**REQUISITI:**
1: Elenca tutti gli enti di ricerca nominati nel testo sulle auto elettriche.
2: Restituisci il passo del testo sulle auto elettriche che va da "Bordi blu, verdi, icone" a "di quelle tradizionali.", estremi compresi.

**TESTO DELLA PAGINA:**
^^^^^^^^

Bordi blu, verdi, icone con spine, foglie, schermi digitali con vari dati eco-simpatizzanti, sono i tanti mini segnali che vengono usati per differenziare una vettura elettrica da una diesel o benzina. Politiche di marketing usate dalle varie case per creare una distinzione rispetto gli altri, in una sorta di status symbol. Processi decisionali, spinti da una politica generale ancora troppo corta, che con uno sguardo complessivo ampio e globale, porta ad evidenziare un aspetto ignorato dalla maggioranza delle persone: le auto elettriche inquinano più di quelle tradizionali.
Le motivazioni non sono mosse da qualche lobby delle vecchie industrie, ma da diversi studi, scollegati ed indipendenti fra di loro, tutti che convergono sullo stesso risultato. Chi sono questi enti di ricerca? Il prestigioso MIT (Massachusetts Institute of Technology), leader mondiale nella ricerca, afferma quanto detto dal CNR (Consiglio Nazionale delle Ricerche), dall’Automobil Club Tedesco ADAC.

^^^^^^^^

**INFORMAZIONI ESTRATTE:**
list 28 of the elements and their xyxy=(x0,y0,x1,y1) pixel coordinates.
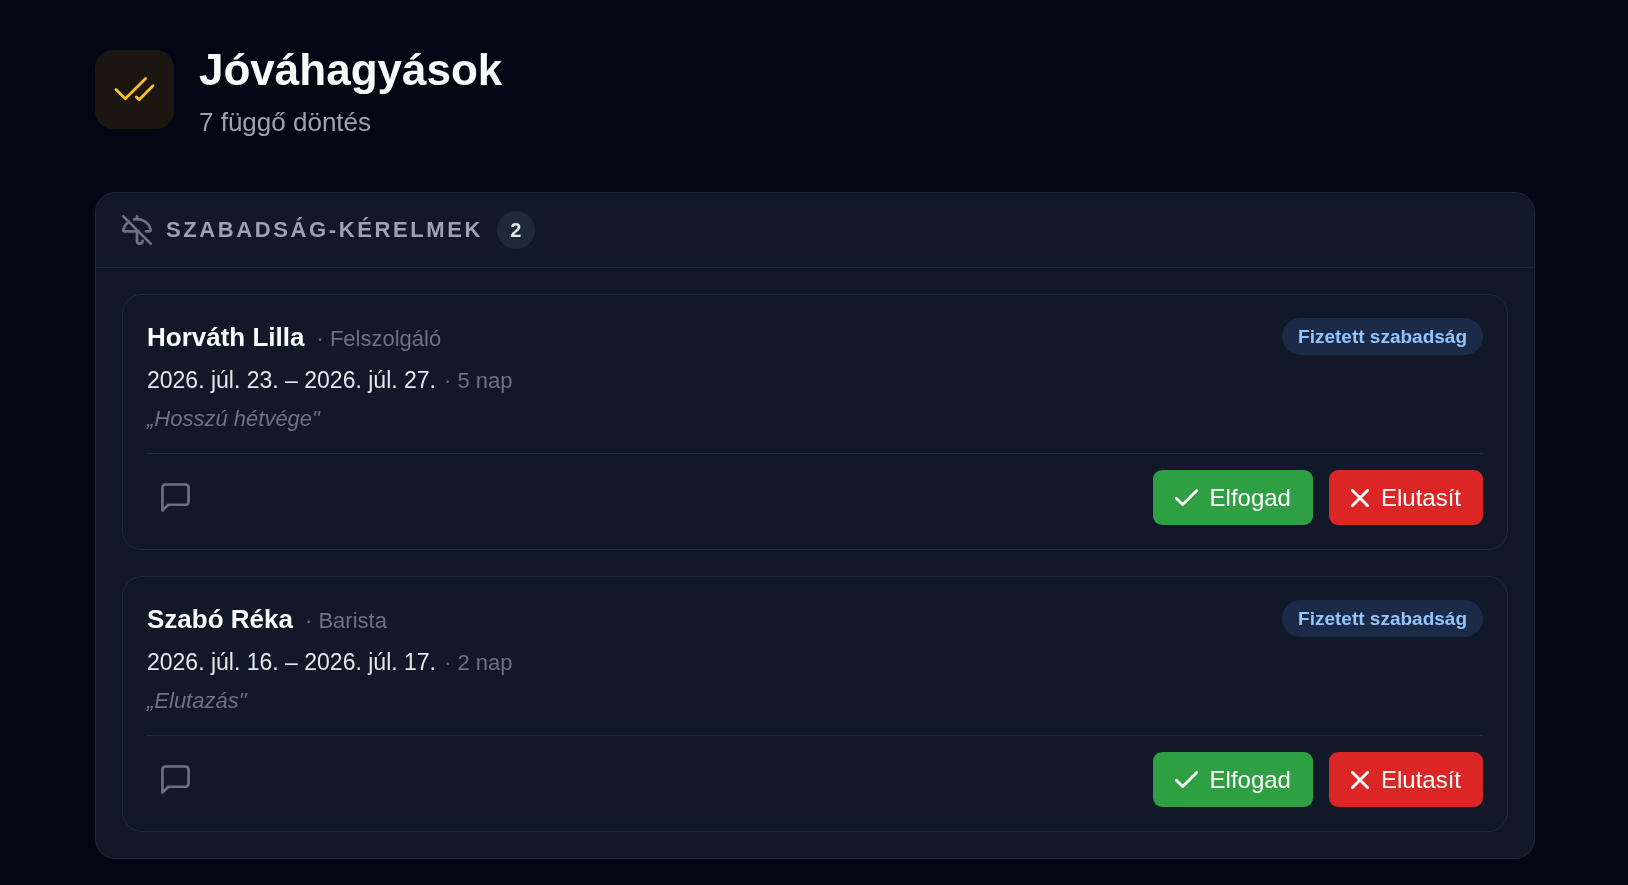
section-title: SZABADSÁG-KÉRELMEK xyxy=(166,217,483,243)
duration-text: · 2 nap xyxy=(444,649,513,677)
check-icon xyxy=(1174,489,1198,506)
employee-name: Szabó Réka xyxy=(147,603,293,636)
leave-type-tag: Fizetett szabadság xyxy=(1282,600,1483,637)
close-icon xyxy=(1350,770,1369,789)
double-check-icon xyxy=(95,50,174,129)
employee-role: · Felszolgáló xyxy=(316,325,442,353)
request-note: „Elutazás" xyxy=(147,687,249,715)
approve-button[interactable]: Elfogad xyxy=(1152,752,1313,807)
check-icon xyxy=(1174,771,1198,788)
request-note: „Hosszú hétvége" xyxy=(147,405,322,433)
approve-button[interactable]: Elfogad xyxy=(1152,470,1313,525)
reject-button[interactable]: Elutasít xyxy=(1328,470,1483,525)
leave-type-tag: Fizetett szabadság xyxy=(1282,318,1483,355)
page-subtitle: 7 függő döntés xyxy=(199,106,372,138)
employee-role: · Barista xyxy=(304,607,387,635)
close-icon xyxy=(1350,488,1369,507)
page-title: Jóváhagyások xyxy=(199,45,503,95)
date-range: 2026. júl. 16. – 2026. júl. 17. xyxy=(147,648,436,677)
speech-bubble-icon[interactable] xyxy=(161,483,190,512)
crossed-umbrella-icon xyxy=(122,215,152,245)
speech-bubble-icon[interactable] xyxy=(161,765,190,794)
date-range: 2026. júl. 23. – 2026. júl. 27. xyxy=(147,366,436,395)
employee-name: Horváth Lilla xyxy=(147,321,305,354)
duration-text: · 5 nap xyxy=(444,367,513,395)
reject-button[interactable]: Elutasít xyxy=(1328,752,1483,807)
count-badge: 2 xyxy=(496,211,535,249)
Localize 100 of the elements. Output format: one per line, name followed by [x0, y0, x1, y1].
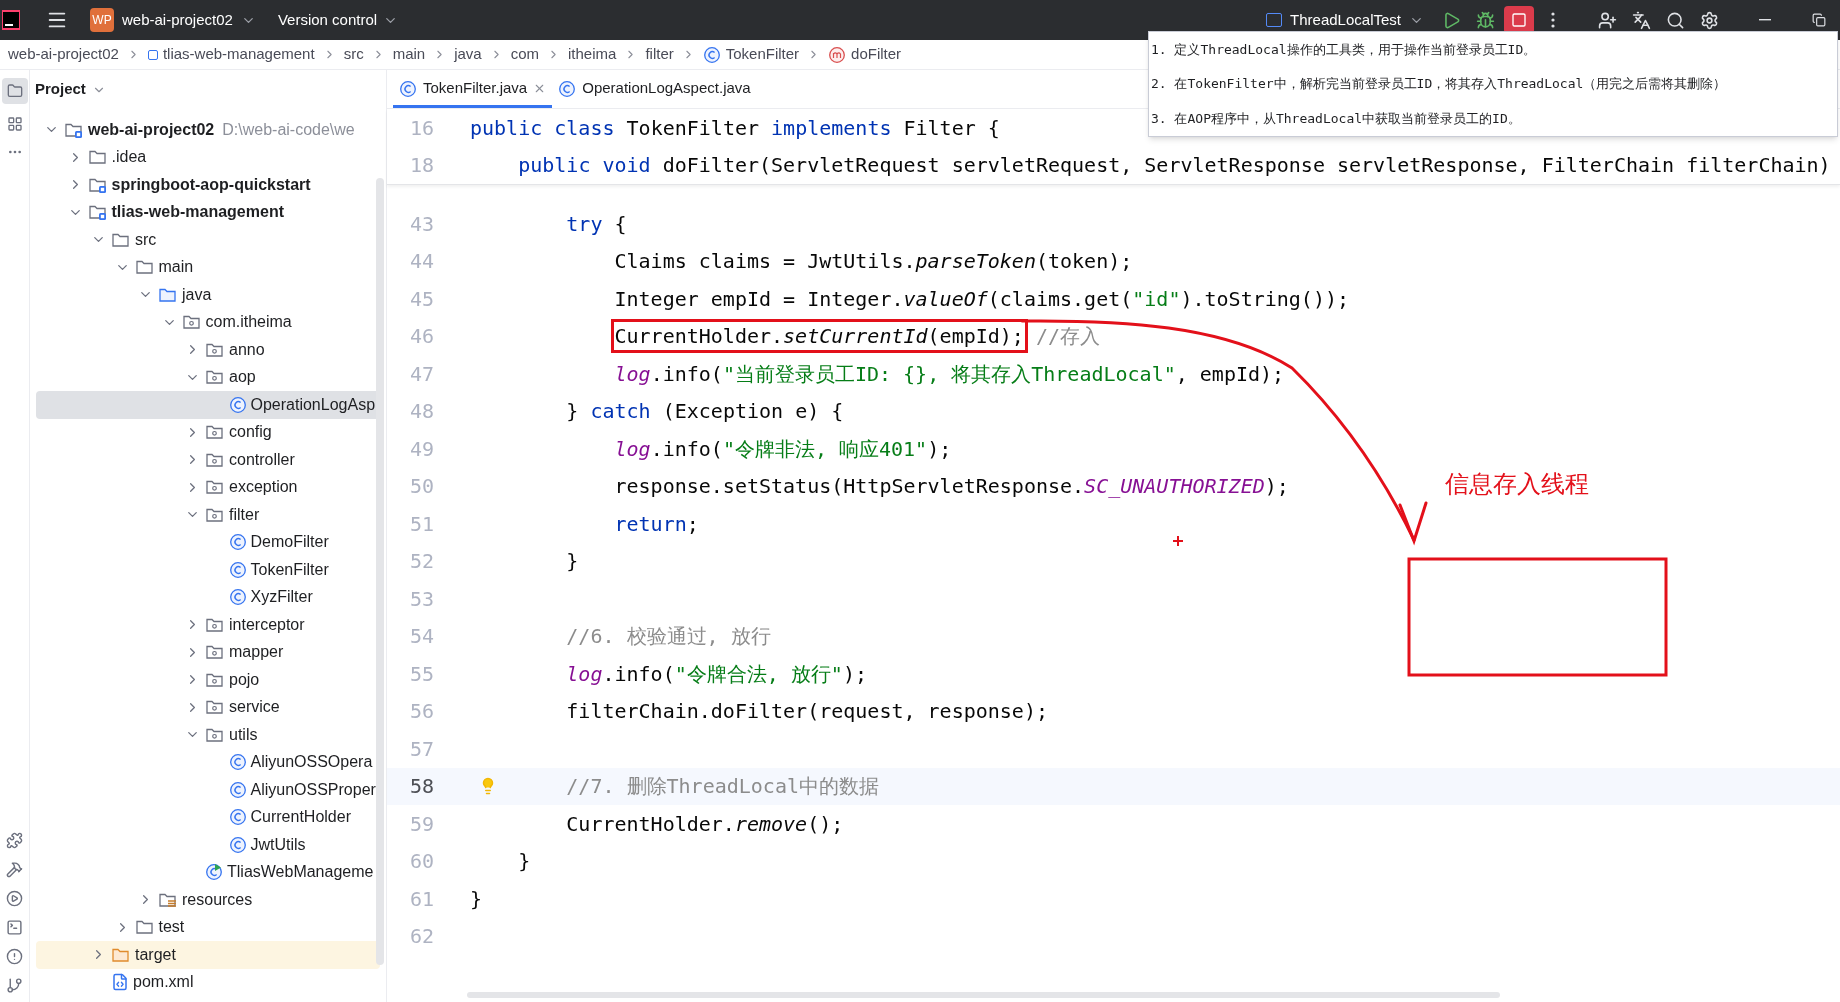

^^^^^^^^

**RISULTATI:**
1:
- MIT (Massachusetts Institute of Technology)
- CNR (Consiglio Nazionale delle Ricerche)
- Automobil Club Tedesco ADAC

2:
Bordi blu, verdi, icone con spine, foglie, schermi digitali con vari dati eco-simpatizzanti, sono i tanti mini segnali che vengono usati per differenziare una vettura elettrica da una diesel o benzina. Politiche di marketing usate dalle varie case per creare una distinzione rispetto gli altri, in una sorta di status symbol. Processi decisionali, spinti da una politica generale ancora troppo corta, che con uno sguardo complessivo ampio e globale, porta ad evidenziare un aspetto ignorato dalla maggioranza delle persone: le auto elettriche inquinano più di quelle tradizionali.